Written instruction
Please set down all the lines beneath this one exactly, without the pictures.
****************
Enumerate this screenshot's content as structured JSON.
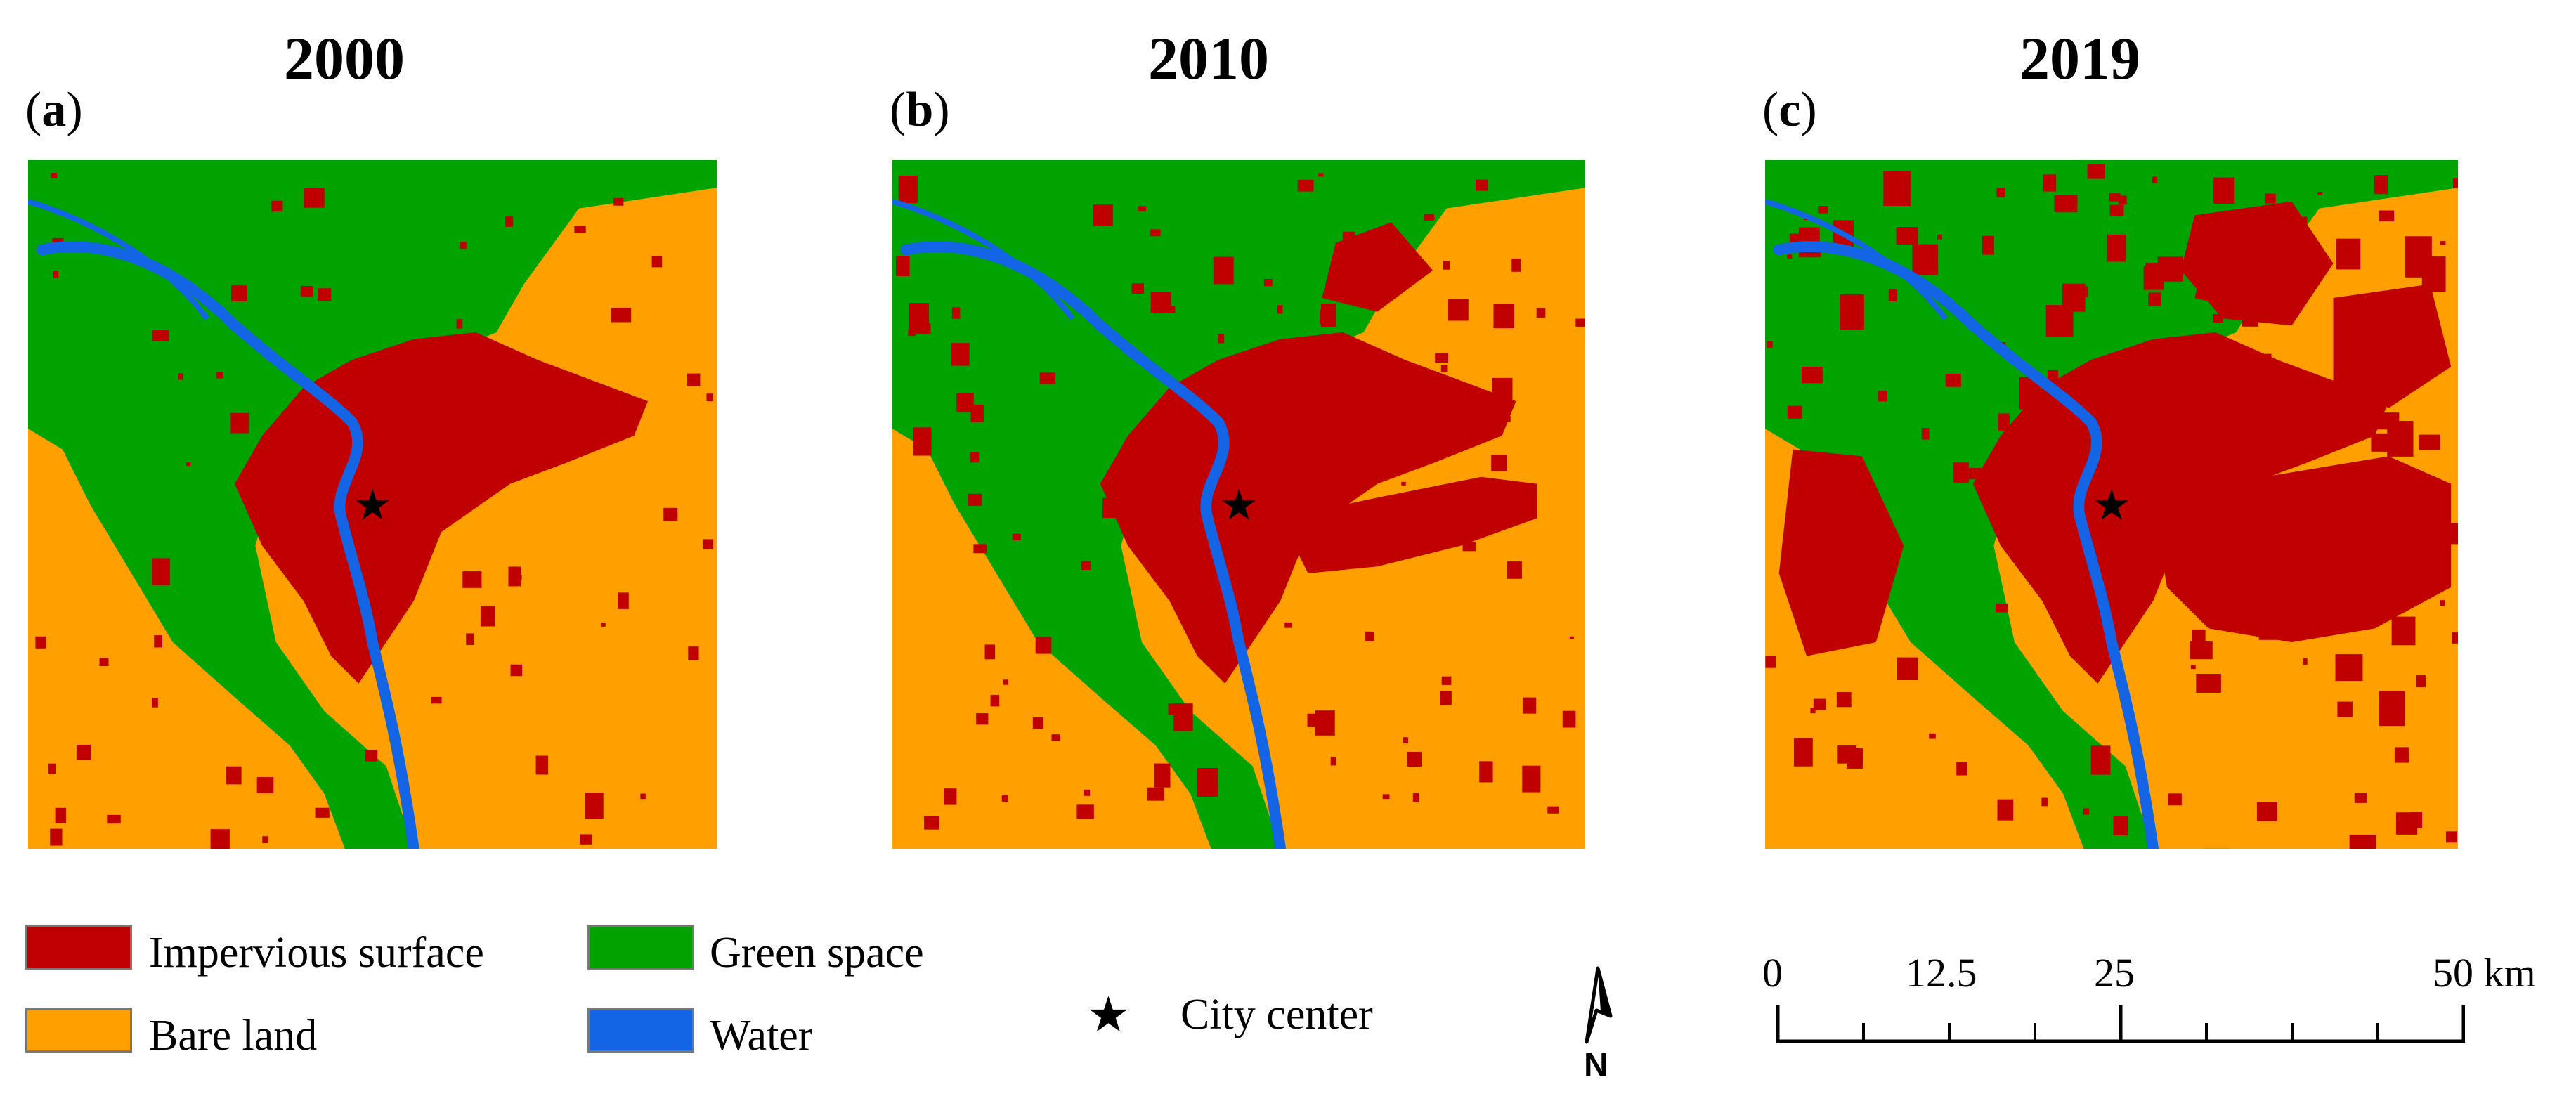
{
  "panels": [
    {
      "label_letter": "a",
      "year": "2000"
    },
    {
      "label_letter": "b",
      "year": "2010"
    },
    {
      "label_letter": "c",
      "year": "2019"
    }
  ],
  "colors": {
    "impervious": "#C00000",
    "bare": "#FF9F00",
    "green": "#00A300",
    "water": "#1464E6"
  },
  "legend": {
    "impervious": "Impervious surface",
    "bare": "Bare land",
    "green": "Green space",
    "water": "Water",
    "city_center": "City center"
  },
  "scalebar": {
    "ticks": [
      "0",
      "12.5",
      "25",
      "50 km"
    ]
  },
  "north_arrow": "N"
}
****************
Output of the task
Enumerate this screenshot's content as structured JSON.
{
  "panels": [
    {
      "label_letter": "a",
      "year": "2000"
    },
    {
      "label_letter": "b",
      "year": "2010"
    },
    {
      "label_letter": "c",
      "year": "2019"
    }
  ],
  "colors": {
    "impervious": "#C00000",
    "bare": "#FF9F00",
    "green": "#00A300",
    "water": "#1464E6"
  },
  "legend": {
    "impervious": "Impervious surface",
    "bare": "Bare land",
    "green": "Green space",
    "water": "Water",
    "city_center": "City center"
  },
  "scalebar": {
    "ticks": [
      "0",
      "12.5",
      "25",
      "50 km"
    ]
  },
  "north_arrow": "N"
}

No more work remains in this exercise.